## The exercise:
Return all lines in the material below that contain "name".
** START OF Information given **
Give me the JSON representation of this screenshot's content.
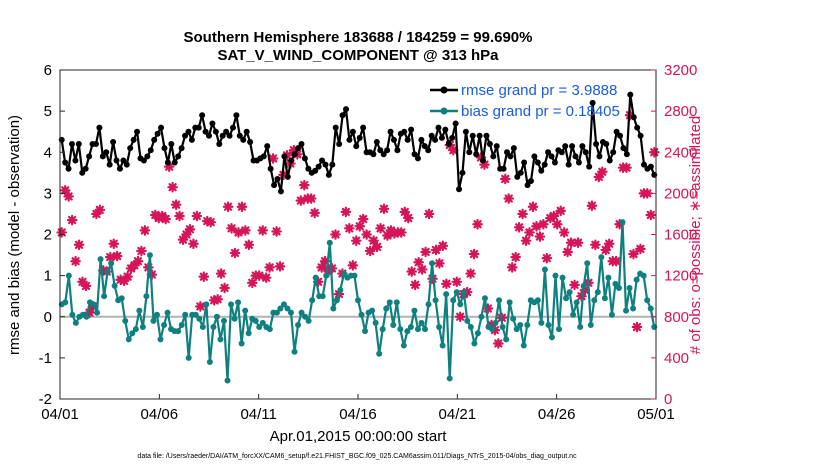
{
  "chart_data": {
    "type": "line",
    "title_line1": "Southern Hemisphere 183688 / 184259 = 99.690%",
    "title_line2": "SAT_V_WIND_COMPONENT @ 313 hPa",
    "ylabel_left": "rmse and bias (model - observation)",
    "ylabel_right": "# of obs: o=possible; ∗=assimilated",
    "xlabel": "Apr.01,2015 00:00:00 start",
    "footnote": "data file: /Users/raeder/DAI/ATM_forcXX/CAM6_setup/f.e21.FHIST_BGC.f09_025.CAM6assim.011/Diags_NTrS_2015-04/obs_diag_output.nc",
    "ylim_left": [
      -2,
      6
    ],
    "ylim_right": [
      0,
      3200
    ],
    "xlim": [
      0,
      30
    ],
    "yticks_left": [
      "-2",
      "-1",
      "0",
      "1",
      "2",
      "3",
      "4",
      "5",
      "6"
    ],
    "yticks_right": [
      "0",
      "400",
      "800",
      "1200",
      "1600",
      "2000",
      "2400",
      "2800",
      "3200"
    ],
    "xticks": [
      {
        "x": 0,
        "label": "04/01"
      },
      {
        "x": 5,
        "label": "04/06"
      },
      {
        "x": 10,
        "label": "04/11"
      },
      {
        "x": 15,
        "label": "04/16"
      },
      {
        "x": 20,
        "label": "04/21"
      },
      {
        "x": 25,
        "label": "04/26"
      },
      {
        "x": 30,
        "label": "05/01"
      }
    ],
    "legend": [
      "rmse grand pr = 3.9888",
      "bias grand pr = 0.18405"
    ],
    "colors": {
      "rmse": "#000000",
      "bias": "#0f8080",
      "obs": "#d6145a",
      "zero_line": "#b3b3b3"
    },
    "series": [
      {
        "name": "rmse grand pr = 3.9888",
        "axis": "left",
        "values": [
          4.3,
          3.75,
          3.6,
          4.2,
          3.8,
          4.2,
          3.5,
          3.6,
          3.9,
          4.2,
          4.2,
          4.6,
          3.9,
          4.0,
          3.7,
          4.25,
          3.8,
          3.6,
          3.8,
          3.7,
          4.1,
          4.3,
          4.5,
          3.85,
          3.8,
          3.9,
          4.05,
          4.3,
          4.45,
          4.6,
          4.1,
          3.75,
          4.2,
          3.75,
          3.9,
          4.1,
          4.4,
          4.5,
          4.3,
          4.6,
          4.6,
          4.9,
          4.5,
          4.4,
          4.7,
          4.5,
          4.2,
          4.4,
          4.5,
          4.4,
          4.6,
          4.9,
          4.4,
          4.3,
          4.5,
          4.25,
          3.8,
          3.8,
          3.85,
          3.9,
          4.15,
          3.6,
          3.2,
          3.35,
          3.05,
          3.9,
          3.4,
          3.8,
          3.95,
          4.1,
          4.2,
          3.85,
          3.6,
          3.5,
          3.55,
          3.65,
          3.8,
          3.7,
          3.45,
          3.7,
          4.6,
          4.2,
          4.9,
          5.05,
          4.3,
          4.5,
          4.15,
          4.35,
          4.6,
          4.0,
          4.0,
          3.95,
          4.25,
          4.05,
          3.95,
          4.05,
          4.5,
          4.3,
          4.05,
          4.45,
          4.5,
          4.3,
          4.55,
          3.95,
          3.85,
          4.3,
          4.15,
          4.05,
          4.4,
          4.3,
          4.6,
          4.35,
          4.55,
          4.2,
          4.35,
          4.7,
          3.1,
          3.5,
          4.5,
          4.0,
          4.4,
          3.95,
          4.4,
          3.8,
          4.4,
          4.2,
          3.9,
          4.15,
          3.6,
          3.6,
          4.0,
          3.9,
          4.1,
          3.4,
          3.5,
          3.75,
          3.2,
          3.3,
          3.9,
          3.75,
          3.55,
          3.7,
          4.0,
          3.9,
          3.75,
          4.05,
          4.0,
          4.15,
          3.7,
          4.15,
          3.9,
          3.75,
          4.15,
          4.0,
          3.65,
          5.2,
          4.2,
          3.9,
          4.25,
          4.2,
          3.8,
          4.0,
          4.5,
          4.4,
          4.1,
          3.95,
          5.4,
          4.85,
          4.6,
          4.4,
          3.7,
          3.6,
          3.65,
          3.45
        ]
      },
      {
        "name": "bias grand pr = 0.18405",
        "axis": "left",
        "values": [
          0.3,
          0.35,
          1.0,
          0.05,
          -0.15,
          0.0,
          0.05,
          0.0,
          0.35,
          0.3,
          0.1,
          1.4,
          0.5,
          1.1,
          1.3,
          0.75,
          0.4,
          0.45,
          -0.1,
          -0.55,
          -0.4,
          -0.3,
          0.15,
          -0.25,
          0.5,
          1.5,
          -0.1,
          0.05,
          -0.55,
          -0.2,
          0.1,
          -0.3,
          -0.35,
          -0.35,
          -0.2,
          0.05,
          -1.0,
          0.05,
          0.05,
          -0.05,
          -0.25,
          0.3,
          -1.1,
          -0.25,
          0.0,
          -0.55,
          -0.1,
          -1.55,
          0.3,
          -0.05,
          0.35,
          -0.65,
          0.15,
          -0.4,
          -0.05,
          -0.1,
          -0.25,
          -0.15,
          -0.25,
          -0.3,
          0.1,
          0.1,
          0.2,
          0.3,
          0.2,
          0.1,
          -0.85,
          -0.2,
          0.1,
          0.0,
          -0.1,
          0.4,
          0.95,
          0.5,
          0.5,
          1.0,
          1.8,
          0.2,
          0.4,
          0.65,
          1.05,
          0.95,
          1.0,
          1.0,
          0.4,
          0.05,
          -0.35,
          0.1,
          0.15,
          -0.15,
          -0.9,
          -0.3,
          0.2,
          0.35,
          -0.2,
          0.35,
          -0.3,
          -0.7,
          -0.35,
          -0.25,
          0.15,
          -0.3,
          -0.15,
          -0.3,
          0.3,
          1.3,
          0.4,
          -0.25,
          -0.7,
          0.55,
          -1.5,
          0.4,
          0.6,
          0.3,
          0.6,
          -0.1,
          -0.25,
          -0.65,
          -0.4,
          0.0,
          0.45,
          -0.25,
          -0.3,
          -0.15,
          0.4,
          -0.25,
          -0.55,
          0.35,
          -0.05,
          -0.3,
          -0.2,
          -0.7,
          -0.2,
          0.4,
          0.35,
          0.4,
          -0.15,
          1.15,
          -0.2,
          -0.5,
          1.0,
          -0.3,
          0.95,
          0.45,
          0.6,
          0.05,
          0.35,
          -0.25,
          0.75,
          1.3,
          -0.2,
          0.4,
          0.6,
          1.45,
          0.45,
          0.95,
          0.05,
          0.8,
          0.7,
          2.3,
          0.15,
          0.7,
          0.2,
          0.9,
          1.05,
          1.0,
          0.4,
          0.2,
          -0.25
        ]
      },
      {
        "name": "obs",
        "axis": "right",
        "marker": "star",
        "values": [
          1620,
          2030,
          1970,
          1740,
          1340,
          1500,
          1140,
          1100,
          840,
          900,
          1800,
          1840,
          1250,
          1240,
          1380,
          1510,
          1390,
          1160,
          1150,
          1190,
          1270,
          1300,
          1340,
          1440,
          1640,
          1280,
          1210,
          1790,
          1760,
          1780,
          1750,
          2260,
          2060,
          1890,
          1780,
          1550,
          1600,
          1650,
          1510,
          1780,
          900,
          1190,
          1730,
          1720,
          960,
          970,
          1220,
          1080,
          1870,
          1660,
          1420,
          1620,
          1870,
          1640,
          1500,
          1130,
          1200,
          1200,
          1640,
          1180,
          1280,
          2340,
          1630,
          1290,
          2180,
          2370,
          2290,
          2420,
          2380,
          1930,
          2080,
          1950,
          1950,
          1810,
          1140,
          1280,
          1340,
          1240,
          1270,
          1600,
          1020,
          1220,
          1820,
          1660,
          1300,
          1540,
          1680,
          1750,
          1600,
          1440,
          1540,
          1480,
          1660,
          1850,
          1590,
          1640,
          1610,
          1620,
          1620,
          1820,
          1760,
          1240,
          1110,
          1330,
          1260,
          1430,
          1800,
          1170,
          1450,
          1320,
          1490,
          1120,
          2470,
          2420,
          1140,
          800,
          1020,
          1040,
          1220,
          1410,
          1700,
          2350,
          2280,
          880,
          720,
          670,
          540,
          790,
          2140,
          1950,
          1280,
          1380,
          1670,
          1800,
          1540,
          1620,
          1870,
          1680,
          1580,
          1700,
          1370,
          1760,
          1780,
          1700,
          1830,
          1620,
          1430,
          1520,
          1110,
          1520,
          1000,
          1060,
          1130,
          1880,
          1500,
          2160,
          2210,
          1450,
          1510,
          1340,
          1340,
          1700,
          2250,
          2250,
          2760,
          1410,
          700,
          1460,
          2000,
          2000,
          1790,
          2400
        ]
      }
    ],
    "grid": false,
    "legend_position": "top-right"
  }
}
** END OF Information given **
## Correct result:
        "name": "rmse grand pr = 3.9888",
        "name": "bias grand pr = 0.18405",
        "name": "obs",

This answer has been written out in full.